Write out, precisely and in full, each line of the material.

####################

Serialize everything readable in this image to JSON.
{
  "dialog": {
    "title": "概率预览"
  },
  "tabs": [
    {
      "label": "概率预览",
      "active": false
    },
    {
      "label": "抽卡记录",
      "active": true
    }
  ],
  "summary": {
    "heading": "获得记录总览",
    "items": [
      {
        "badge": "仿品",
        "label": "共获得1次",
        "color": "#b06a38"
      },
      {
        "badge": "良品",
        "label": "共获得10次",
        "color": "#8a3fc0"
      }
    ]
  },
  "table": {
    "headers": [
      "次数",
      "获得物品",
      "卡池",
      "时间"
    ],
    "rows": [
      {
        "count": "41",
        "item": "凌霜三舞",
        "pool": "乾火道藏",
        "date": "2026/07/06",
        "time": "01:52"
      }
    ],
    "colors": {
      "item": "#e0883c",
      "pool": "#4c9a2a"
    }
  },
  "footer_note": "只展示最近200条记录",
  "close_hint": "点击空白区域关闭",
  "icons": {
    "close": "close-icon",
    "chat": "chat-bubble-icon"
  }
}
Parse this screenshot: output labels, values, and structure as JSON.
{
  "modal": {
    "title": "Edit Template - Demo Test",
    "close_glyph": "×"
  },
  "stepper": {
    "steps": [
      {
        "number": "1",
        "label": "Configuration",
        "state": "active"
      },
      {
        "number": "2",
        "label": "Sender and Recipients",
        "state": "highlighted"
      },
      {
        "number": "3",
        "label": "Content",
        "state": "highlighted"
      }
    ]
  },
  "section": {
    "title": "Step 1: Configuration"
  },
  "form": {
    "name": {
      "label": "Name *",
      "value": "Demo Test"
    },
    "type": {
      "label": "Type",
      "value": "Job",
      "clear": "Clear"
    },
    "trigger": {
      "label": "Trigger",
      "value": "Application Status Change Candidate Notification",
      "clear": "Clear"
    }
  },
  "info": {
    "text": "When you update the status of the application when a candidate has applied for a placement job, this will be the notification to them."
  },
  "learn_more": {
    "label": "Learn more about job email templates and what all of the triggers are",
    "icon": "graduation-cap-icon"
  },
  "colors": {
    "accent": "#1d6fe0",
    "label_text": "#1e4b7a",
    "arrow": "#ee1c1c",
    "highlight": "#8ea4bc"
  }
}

####################

> **EXERCISE RESULT**:
Serialize everything readable in this image to JSON.
{
  "dialog": {
    "title": "概率预览"
  },
  "tabs": [
    {
      "label": "概率预览",
      "active": false
    },
    {
      "label": "抽卡记录",
      "active": true
    }
  ],
  "summary": {
    "heading": "获得记录总览",
    "items": [
      {
        "badge": "仿品",
        "label": "共获得1次",
        "color": "#b06a38"
      },
      {
        "badge": "良品",
        "label": "共获得10次",
        "color": "#8a3fc0"
      }
    ]
  },
  "table": {
    "headers": [
      "次数",
      "获得物品",
      "卡池",
      "时间"
    ],
    "rows": [
      {
        "count": "41",
        "item": "凌霜三舞",
        "pool": "乾火道藏",
        "date": "2026/07/06",
        "time": "01:52"
      }
    ],
    "colors": {
      "item": "#e0883c",
      "pool": "#4c9a2a"
    }
  },
  "footer_note": "只展示最近200条记录",
  "close_hint": "点击空白区域关闭",
  "icons": {
    "close": "close-icon",
    "chat": "chat-bubble-icon"
  }
}
Parse this screenshot: output labels, values, and structure as JSON.
{
  "modal": {
    "title": "Edit Template - Demo Test",
    "close_glyph": "×"
  },
  "stepper": {
    "steps": [
      {
        "number": "1",
        "label": "Configuration",
        "state": "active"
      },
      {
        "number": "2",
        "label": "Sender and Recipients",
        "state": "highlighted"
      },
      {
        "number": "3",
        "label": "Content",
        "state": "highlighted"
      }
    ]
  },
  "section": {
    "title": "Step 1: Configuration"
  },
  "form": {
    "name": {
      "label": "Name *",
      "value": "Demo Test"
    },
    "type": {
      "label": "Type",
      "value": "Job",
      "clear": "Clear"
    },
    "trigger": {
      "label": "Trigger",
      "value": "Application Status Change Candidate Notification",
      "clear": "Clear"
    }
  },
  "info": {
    "text": "When you update the status of the application when a candidate has applied for a placement job, this will be the notification to them."
  },
  "learn_more": {
    "label": "Learn more about job email templates and what all of the triggers are",
    "icon": "graduation-cap-icon"
  },
  "colors": {
    "accent": "#1d6fe0",
    "label_text": "#1e4b7a",
    "arrow": "#ee1c1c",
    "highlight": "#8ea4bc"
  }
}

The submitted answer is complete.